(Aim of the task): Repeat the listing from its start through the line that contains "column-header[interactable]: 目标路径: [847, 201, 1202, 227]", copying each line unchanged.

(Raw records):

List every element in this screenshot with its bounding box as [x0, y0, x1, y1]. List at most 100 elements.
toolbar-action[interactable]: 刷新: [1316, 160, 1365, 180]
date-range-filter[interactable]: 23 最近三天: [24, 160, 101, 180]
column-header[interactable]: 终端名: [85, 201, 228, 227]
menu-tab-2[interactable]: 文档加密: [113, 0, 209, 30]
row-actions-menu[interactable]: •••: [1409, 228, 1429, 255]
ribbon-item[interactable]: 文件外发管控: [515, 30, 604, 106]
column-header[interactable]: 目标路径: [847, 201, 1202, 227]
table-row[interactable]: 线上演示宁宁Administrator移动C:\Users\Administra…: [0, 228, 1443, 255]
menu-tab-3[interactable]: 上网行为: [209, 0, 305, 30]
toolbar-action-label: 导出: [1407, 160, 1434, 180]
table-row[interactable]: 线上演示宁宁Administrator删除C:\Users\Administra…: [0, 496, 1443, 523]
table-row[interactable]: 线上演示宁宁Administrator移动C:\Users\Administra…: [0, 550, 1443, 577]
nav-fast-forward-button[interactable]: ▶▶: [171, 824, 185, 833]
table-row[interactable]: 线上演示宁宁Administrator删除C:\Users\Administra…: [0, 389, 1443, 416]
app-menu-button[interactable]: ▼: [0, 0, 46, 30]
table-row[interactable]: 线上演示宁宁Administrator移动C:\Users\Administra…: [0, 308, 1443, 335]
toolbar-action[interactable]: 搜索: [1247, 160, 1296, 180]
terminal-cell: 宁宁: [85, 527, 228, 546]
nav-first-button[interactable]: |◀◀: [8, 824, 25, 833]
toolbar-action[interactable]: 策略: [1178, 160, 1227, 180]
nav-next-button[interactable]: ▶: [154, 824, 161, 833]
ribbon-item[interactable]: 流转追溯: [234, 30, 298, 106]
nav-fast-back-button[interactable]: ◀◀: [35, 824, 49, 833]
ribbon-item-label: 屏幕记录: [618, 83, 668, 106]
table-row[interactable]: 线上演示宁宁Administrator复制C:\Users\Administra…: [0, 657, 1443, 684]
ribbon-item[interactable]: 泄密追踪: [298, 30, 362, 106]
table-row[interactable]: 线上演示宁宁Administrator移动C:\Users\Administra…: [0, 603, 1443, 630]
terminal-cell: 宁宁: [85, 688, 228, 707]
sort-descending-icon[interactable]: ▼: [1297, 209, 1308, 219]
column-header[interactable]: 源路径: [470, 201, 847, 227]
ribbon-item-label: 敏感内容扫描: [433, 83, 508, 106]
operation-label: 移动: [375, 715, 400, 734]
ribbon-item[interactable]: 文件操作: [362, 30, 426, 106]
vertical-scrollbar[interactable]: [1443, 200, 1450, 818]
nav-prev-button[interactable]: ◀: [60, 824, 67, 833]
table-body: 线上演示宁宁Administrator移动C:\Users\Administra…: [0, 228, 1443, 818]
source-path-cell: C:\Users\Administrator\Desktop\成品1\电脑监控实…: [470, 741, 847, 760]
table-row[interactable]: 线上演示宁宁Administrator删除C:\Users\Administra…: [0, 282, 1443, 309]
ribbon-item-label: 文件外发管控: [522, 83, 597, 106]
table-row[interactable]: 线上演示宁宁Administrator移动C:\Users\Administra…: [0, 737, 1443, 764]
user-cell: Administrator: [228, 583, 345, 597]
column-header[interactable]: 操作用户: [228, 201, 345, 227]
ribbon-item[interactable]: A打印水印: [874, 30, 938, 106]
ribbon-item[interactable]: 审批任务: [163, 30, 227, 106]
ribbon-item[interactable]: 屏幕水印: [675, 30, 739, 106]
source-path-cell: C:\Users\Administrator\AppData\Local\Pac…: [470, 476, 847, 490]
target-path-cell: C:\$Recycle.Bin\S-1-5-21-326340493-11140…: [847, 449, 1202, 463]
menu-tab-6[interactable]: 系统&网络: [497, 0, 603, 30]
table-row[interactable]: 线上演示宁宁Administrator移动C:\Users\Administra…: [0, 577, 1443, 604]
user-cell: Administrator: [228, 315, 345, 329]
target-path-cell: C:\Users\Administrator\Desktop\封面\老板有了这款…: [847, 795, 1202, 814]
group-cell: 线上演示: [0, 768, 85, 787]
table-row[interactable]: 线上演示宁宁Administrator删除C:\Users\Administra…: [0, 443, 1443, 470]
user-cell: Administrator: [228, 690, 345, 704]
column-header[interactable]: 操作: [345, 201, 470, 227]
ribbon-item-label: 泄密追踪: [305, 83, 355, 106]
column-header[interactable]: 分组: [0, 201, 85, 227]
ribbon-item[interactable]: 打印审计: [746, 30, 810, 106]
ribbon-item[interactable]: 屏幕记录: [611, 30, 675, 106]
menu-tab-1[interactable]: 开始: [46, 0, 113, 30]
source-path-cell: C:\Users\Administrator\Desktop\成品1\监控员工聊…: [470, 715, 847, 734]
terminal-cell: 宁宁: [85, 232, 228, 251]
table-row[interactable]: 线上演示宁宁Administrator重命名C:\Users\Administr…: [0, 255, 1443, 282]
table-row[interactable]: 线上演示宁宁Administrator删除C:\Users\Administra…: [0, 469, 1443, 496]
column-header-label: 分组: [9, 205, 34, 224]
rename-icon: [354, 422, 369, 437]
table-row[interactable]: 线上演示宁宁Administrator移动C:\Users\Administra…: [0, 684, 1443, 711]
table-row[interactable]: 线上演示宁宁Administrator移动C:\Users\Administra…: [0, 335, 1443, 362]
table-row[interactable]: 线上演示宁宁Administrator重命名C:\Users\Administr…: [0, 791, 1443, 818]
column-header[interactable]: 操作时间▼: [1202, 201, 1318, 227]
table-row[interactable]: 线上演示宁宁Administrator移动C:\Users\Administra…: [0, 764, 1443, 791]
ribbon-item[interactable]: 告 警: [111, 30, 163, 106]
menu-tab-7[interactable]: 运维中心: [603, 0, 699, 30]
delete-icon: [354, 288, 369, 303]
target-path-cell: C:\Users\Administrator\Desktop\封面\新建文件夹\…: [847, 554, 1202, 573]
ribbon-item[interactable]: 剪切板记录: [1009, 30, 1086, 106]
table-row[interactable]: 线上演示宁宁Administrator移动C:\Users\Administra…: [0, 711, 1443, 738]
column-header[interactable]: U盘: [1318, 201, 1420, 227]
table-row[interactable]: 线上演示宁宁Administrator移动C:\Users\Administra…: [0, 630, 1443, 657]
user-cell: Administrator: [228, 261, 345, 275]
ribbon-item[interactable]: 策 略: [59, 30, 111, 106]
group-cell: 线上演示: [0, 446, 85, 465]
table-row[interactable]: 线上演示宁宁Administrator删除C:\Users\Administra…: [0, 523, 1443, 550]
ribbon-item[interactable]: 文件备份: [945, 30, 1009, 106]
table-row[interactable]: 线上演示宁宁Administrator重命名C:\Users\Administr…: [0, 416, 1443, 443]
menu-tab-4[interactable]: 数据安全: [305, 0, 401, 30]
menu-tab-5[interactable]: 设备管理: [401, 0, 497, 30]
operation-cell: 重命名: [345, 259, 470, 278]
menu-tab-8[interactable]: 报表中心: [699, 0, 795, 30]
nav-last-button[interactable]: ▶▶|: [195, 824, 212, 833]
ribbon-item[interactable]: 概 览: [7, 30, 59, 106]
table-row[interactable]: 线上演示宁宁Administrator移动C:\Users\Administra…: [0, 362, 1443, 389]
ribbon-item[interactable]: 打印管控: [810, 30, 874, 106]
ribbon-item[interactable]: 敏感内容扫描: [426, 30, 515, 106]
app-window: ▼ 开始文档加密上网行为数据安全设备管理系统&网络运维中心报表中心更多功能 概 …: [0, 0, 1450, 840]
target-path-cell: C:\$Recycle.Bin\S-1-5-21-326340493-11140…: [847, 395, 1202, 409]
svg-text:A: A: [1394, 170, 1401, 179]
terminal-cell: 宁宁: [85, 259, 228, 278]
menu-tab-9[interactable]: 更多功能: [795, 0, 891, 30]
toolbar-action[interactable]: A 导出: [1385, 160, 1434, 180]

(Correct response):
List every element in this screenshot with its bounding box as [x0, y0, x1, y1]. List at most 100 elements.
toolbar-action[interactable]: 刷新: [1316, 160, 1365, 180]
date-range-filter[interactable]: 23 最近三天: [24, 160, 101, 180]
column-header[interactable]: 终端名: [85, 201, 228, 227]
menu-tab-2[interactable]: 文档加密: [113, 0, 209, 30]
row-actions-menu[interactable]: •••: [1409, 228, 1429, 255]
ribbon-item[interactable]: 文件外发管控: [515, 30, 604, 106]
column-header[interactable]: 目标路径: [847, 201, 1202, 227]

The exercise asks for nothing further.